ПРЕДЛОЖЕННЫЙ ОТРЫВОК >>
Юлия Яковлева — один из немногих балетоведов, познавших славу на собственном опыте. В 1990–2000-е балетный обозреватель газеты «Коммерсантъ» и журнала «Афиша», сотрудник пресс-службы и музея Мариинского театра, организатор гастролей балетной труппы, лектор. Ее имя наводило трепет в балетных кругах. Однако успешная карьера рецензента не помешала ей заниматься фундаментальными историческими исследованиями. Юлия Яковлева стала автором книг о балете: «Мариинский театр. Балет. ХХ век», «Азбука балета», «Создатели и зрители». В беседе со Светланой Потемкиной она рассказывает о новой журналистике и балетном сообществе, об издательском доме «Коммерсантъ» и Санкт-Петербургской консерватории, о Циликине и Гаевском, Лопаткиной и Дунаевой.

Я нашла способ рассказывать о балете.

Согласна ли ты с утверждением, что у балетоведов не сложилось сообщества, которое есть, например, у театроведов?

Вот не соглашусь. Когда вышла моя книга про балет XIX века «Создатели и зрители», писатель и критик Дмитрий Бавильский написал в своем блоге, что современная русская балетная критика — лучшая проза об искусстве на сегодняшний день. Смысл его пассажа был именно в том, что балетоведение — это самый высокий уровень нашей гуманитарной мысли в целом, если сравнивать с тем, как пишут о кино, музыке, театре. Я была изумлена, что он читает книги о балете, и к тому же, когда кто-то со стороны говорит такие вещи, задумываешься: это вот так выглядит?

Но он имел в виду именно тебя?

Ему понравилась книга, да, но этот пассаж, написанный несколько лет назад, впечатлил и запомнился именно потому, что он говорил об уровне мысли и писания в целом. Он имел в виду, что это сообщество самое дружное, самое интересное, думающее и тексты лучшие производит. Конечно, в это время писал Вадим Моисеевич Гаевский.

Может быть, просто мы дружнее филологов — смотря с кем сравнивать?

КОРОТКОЕ ЗАДАНИЕ A >> Повторите без изменений строки данных ниже: от самой первой до строки с «- legend-label-alert: Alert», включая обе.
Отрывок и строки взяты из разных источников.

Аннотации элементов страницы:
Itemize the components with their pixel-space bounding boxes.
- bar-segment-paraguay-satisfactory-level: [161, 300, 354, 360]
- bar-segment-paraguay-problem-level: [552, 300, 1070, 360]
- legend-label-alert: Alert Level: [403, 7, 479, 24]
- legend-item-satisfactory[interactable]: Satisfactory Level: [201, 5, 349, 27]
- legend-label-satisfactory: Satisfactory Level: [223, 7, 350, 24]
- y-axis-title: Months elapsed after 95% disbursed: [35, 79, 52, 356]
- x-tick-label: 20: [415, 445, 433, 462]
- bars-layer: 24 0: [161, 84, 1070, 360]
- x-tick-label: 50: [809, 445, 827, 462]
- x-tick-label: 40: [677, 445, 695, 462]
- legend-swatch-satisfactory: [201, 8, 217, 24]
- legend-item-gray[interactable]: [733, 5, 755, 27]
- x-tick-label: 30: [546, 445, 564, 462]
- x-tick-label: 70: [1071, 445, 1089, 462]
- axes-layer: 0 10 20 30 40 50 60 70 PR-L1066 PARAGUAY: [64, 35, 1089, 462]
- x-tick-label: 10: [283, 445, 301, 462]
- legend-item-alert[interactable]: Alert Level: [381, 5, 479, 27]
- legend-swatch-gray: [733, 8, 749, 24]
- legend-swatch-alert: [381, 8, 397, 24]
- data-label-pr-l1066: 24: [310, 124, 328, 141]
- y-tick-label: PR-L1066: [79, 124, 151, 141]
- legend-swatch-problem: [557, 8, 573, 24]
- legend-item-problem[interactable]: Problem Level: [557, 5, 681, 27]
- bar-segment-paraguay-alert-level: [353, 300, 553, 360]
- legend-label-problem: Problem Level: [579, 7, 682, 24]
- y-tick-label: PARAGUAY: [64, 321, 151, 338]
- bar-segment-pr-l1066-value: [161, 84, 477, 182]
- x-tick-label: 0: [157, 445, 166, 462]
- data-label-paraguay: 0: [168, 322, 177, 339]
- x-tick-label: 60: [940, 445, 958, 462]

КОРОТКОЕ ЗАДАНИЕ B >> Продолжите беседу о балетоведении после ее последней фразы.

РЕЗУЛЬТАТ УПРАЖНЕНИЯ A >>
Itemize the components with their pixel-space bounding boxes.
- bar-segment-paraguay-satisfactory-level: [161, 300, 354, 360]
- bar-segment-paraguay-problem-level: [552, 300, 1070, 360]
- legend-label-alert: Alert Level: [403, 7, 479, 24]

РЕЗУЛЬТАТ УПРАЖНЕНИЯ B >>
Возможно, но вспоминается золотое время, когда были живы Красовская и Гаевский, а мы были веселые и молодые, и москвичи ездили пачками (извини за балетное слово — группами) на петербургские спектакли, а петербуржцы — на московские. Я до сих пор помню восторженное чувство единства с московскими коллегами. Мы внимательно друг друга читали, спорили. Как-то после спектакля мы в трамвае так громко кричали, что у Малахова красивые ноги, и Анна Галайда громче всех: «Боже, какие у него щиколотки! Какие коленки, какие икры! А какая стопа!» Мы все это восторженно обсуждали, распугивая петербуржских обывателей, хотя это балетный город и балетный трамвай, который ехал в Коломну и обратно, и там процент людей, понимавших, о чем речь, был необычайно высок.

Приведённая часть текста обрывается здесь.